Scan the data beneath this task and copy each line that includes "text".
-- begin Entries --
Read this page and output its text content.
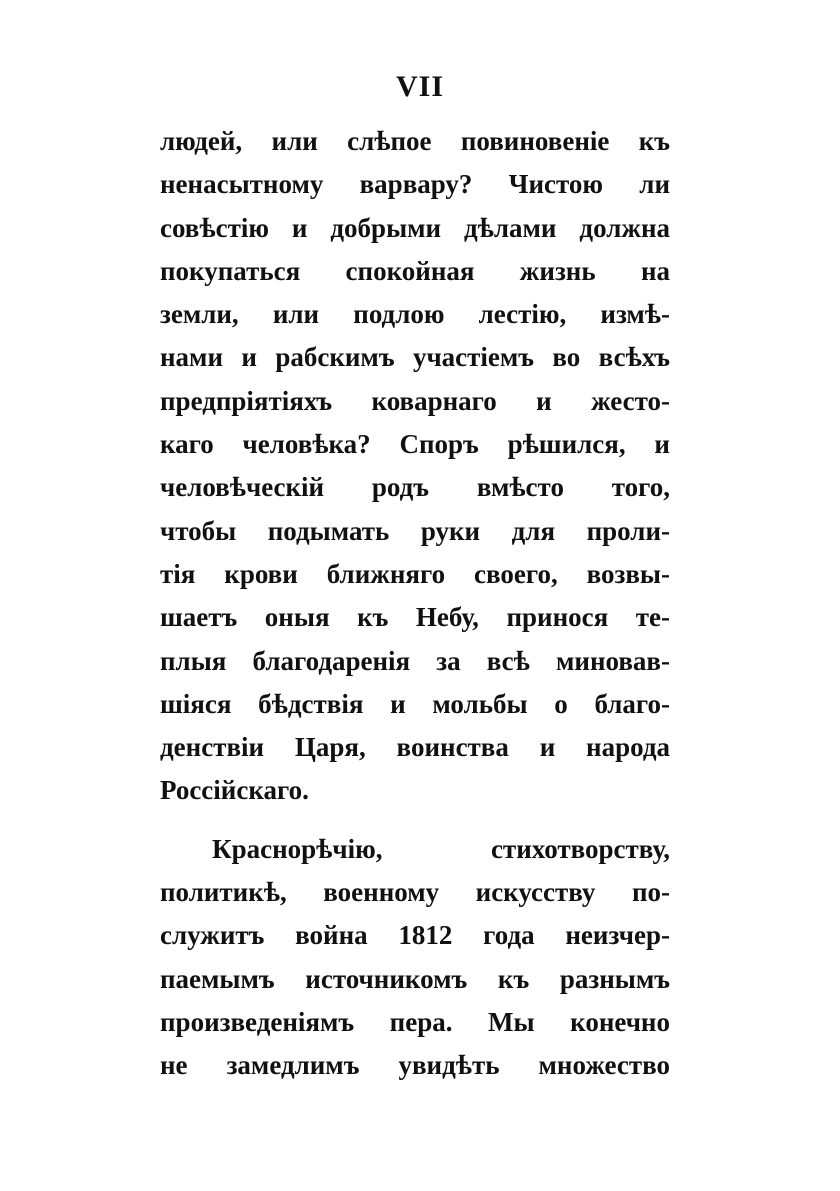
VII
людей, или слѣпое повиновеніе къ
ненасытному варвару? Чистою ли
совѣстію и добрыми дѣлами должна
покупаться спокойная жизнь на
земли, или подлою лестію, измѣ-
нами и рабскимъ участіемъ во всѣхъ
предпріятіяхъ коварнаго и жесто-
каго человѣка? Споръ рѣшился, и
человѣческій родъ вмѣсто того,
чтобы подымать руки для проли-
тія крови ближняго своего, возвы-
шаетъ оныя къ Небу, принося те-
плыя благодаренія за всѣ миновав-
шіяся бѣдствія и мольбы о благо-
денствіи Царя, воинства и народа
Россійскаго.
Краснорѣчію, стихотворству,
политикѣ, военному искусству по-
служитъ война 1812 года неизчер-
паемымъ источникомъ къ разнымъ
произведеніямъ пера. Мы конечно
не замедлимъ увидѣть множество
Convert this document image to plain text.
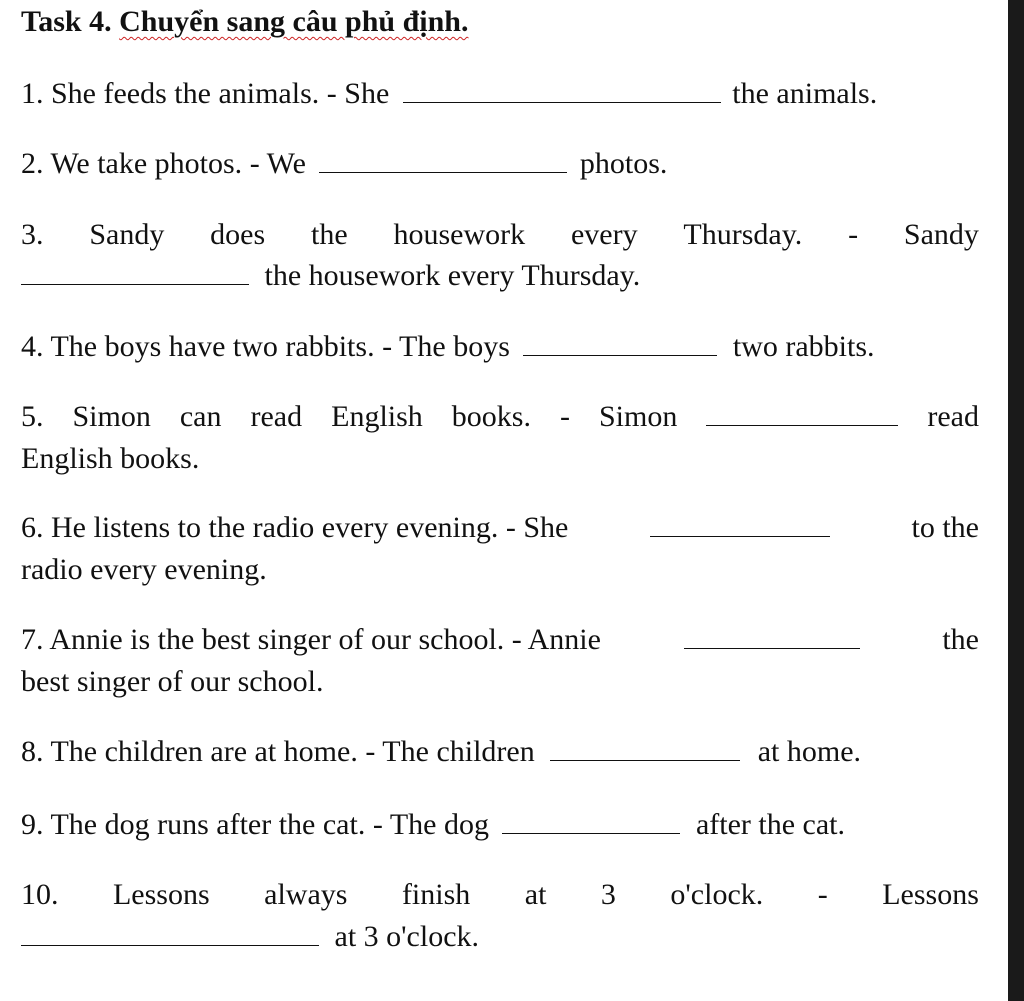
Task 4. Chuyển sang câu phủ định.
1. She feeds the animals. - She	the animals.
2. We take photos. - We	photos.
3. Sandy does the housework every Thursday. - Sandy
the housework every Thursday.
4. The boys have two rabbits. - The boys	two rabbits.
5. Simon can read English books. - Simon	read
English books.
6. He listens to the radio every evening. - She	to the
radio every evening.
7. Annie is the best singer of our school. - Annie	the
best singer of our school.
8. The children are at home. - The children	at home.
9. The dog runs after the cat. - The dog	after the cat.
10. Lessons always finish at 3 o'clock. - Lessons
at 3 o'clock.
-- end Entries --
• Correct response
Read this page and output its text content.
Convert this document image to plain text.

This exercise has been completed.